» **What is needed**
Print all of the data exactly as written.

-- begin Dataset records --

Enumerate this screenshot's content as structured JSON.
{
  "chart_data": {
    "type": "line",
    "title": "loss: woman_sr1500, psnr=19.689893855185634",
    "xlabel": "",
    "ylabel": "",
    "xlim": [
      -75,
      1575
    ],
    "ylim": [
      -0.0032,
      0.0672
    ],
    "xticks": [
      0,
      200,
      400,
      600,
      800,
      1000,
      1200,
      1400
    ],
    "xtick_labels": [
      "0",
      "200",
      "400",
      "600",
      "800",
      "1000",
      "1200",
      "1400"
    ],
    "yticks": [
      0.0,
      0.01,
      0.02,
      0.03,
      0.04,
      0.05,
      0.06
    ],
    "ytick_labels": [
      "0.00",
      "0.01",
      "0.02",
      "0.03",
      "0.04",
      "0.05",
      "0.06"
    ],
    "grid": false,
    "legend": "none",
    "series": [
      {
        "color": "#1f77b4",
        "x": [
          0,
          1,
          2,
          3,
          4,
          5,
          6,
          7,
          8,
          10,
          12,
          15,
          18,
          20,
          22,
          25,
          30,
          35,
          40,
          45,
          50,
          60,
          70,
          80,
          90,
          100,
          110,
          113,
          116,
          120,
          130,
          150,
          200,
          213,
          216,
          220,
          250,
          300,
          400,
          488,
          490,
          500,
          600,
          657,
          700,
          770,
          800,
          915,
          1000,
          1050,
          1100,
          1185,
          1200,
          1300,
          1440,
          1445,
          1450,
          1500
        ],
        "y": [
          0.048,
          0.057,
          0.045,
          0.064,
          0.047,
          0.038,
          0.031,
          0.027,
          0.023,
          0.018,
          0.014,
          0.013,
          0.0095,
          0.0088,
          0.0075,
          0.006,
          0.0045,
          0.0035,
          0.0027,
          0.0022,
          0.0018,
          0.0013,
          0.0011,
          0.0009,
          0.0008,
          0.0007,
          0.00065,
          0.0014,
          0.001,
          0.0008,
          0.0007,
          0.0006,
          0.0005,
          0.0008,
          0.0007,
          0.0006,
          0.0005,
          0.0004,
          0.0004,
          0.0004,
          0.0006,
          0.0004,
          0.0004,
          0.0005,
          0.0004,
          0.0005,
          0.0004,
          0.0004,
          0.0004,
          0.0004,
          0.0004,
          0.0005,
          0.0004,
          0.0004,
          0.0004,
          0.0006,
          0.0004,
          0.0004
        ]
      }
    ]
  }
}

-- end Dataset records --

» **Expected answer**
Enumerate this screenshot's content as structured JSON.
{
  "chart_data": {
    "type": "line",
    "title": "loss: woman_sr1500, psnr=19.689893855185634",
    "xlabel": "",
    "ylabel": "",
    "xlim": [
      -75,
      1575
    ],
    "ylim": [
      -0.0032,
      0.0672
    ],
    "xticks": [
      0,
      200,
      400,
      600,
      800,
      1000,
      1200,
      1400
    ],
    "xtick_labels": [
      "0",
      "200",
      "400",
      "600",
      "800",
      "1000",
      "1200",
      "1400"
    ],
    "yticks": [
      0.0,
      0.01,
      0.02,
      0.03,
      0.04,
      0.05,
      0.06
    ],
    "ytick_labels": [
      "0.00",
      "0.01",
      "0.02",
      "0.03",
      "0.04",
      "0.05",
      "0.06"
    ],
    "grid": false,
    "legend": "none",
    "series": [
      {
        "color": "#1f77b4",
        "x": [
          0,
          1,
          2,
          3,
          4,
          5,
          6,
          7,
          8,
          10,
          12,
          15,
          18,
          20,
          22,
          25,
          30,
          35,
          40,
          45,
          50,
          60,
          70,
          80,
          90,
          100,
          110,
          113,
          116,
          120,
          130,
          150,
          200,
          213,
          216,
          220,
          250,
          300,
          400,
          488,
          490,
          500,
          600,
          657,
          700,
          770,
          800,
          915,
          1000,
          1050,
          1100,
          1185,
          1200,
          1300,
          1440,
          1445,
          1450,
          1500
        ],
        "y": [
          0.048,
          0.057,
          0.045,
          0.064,
          0.047,
          0.038,
          0.031,
          0.027,
          0.023,
          0.018,
          0.014,
          0.013,
          0.0095,
          0.0088,
          0.0075,
          0.006,
          0.0045,
          0.0035,
          0.0027,
          0.0022,
          0.0018,
          0.0013,
          0.0011,
          0.0009,
          0.0008,
          0.0007,
          0.00065,
          0.0014,
          0.001,
          0.0008,
          0.0007,
          0.0006,
          0.0005,
          0.0008,
          0.0007,
          0.0006,
          0.0005,
          0.0004,
          0.0004,
          0.0004,
          0.0006,
          0.0004,
          0.0004,
          0.0005,
          0.0004,
          0.0005,
          0.0004,
          0.0004,
          0.0004,
          0.0004,
          0.0004,
          0.0005,
          0.0004,
          0.0004,
          0.0004,
          0.0006,
          0.0004,
          0.0004
        ]
      }
    ]
  }
}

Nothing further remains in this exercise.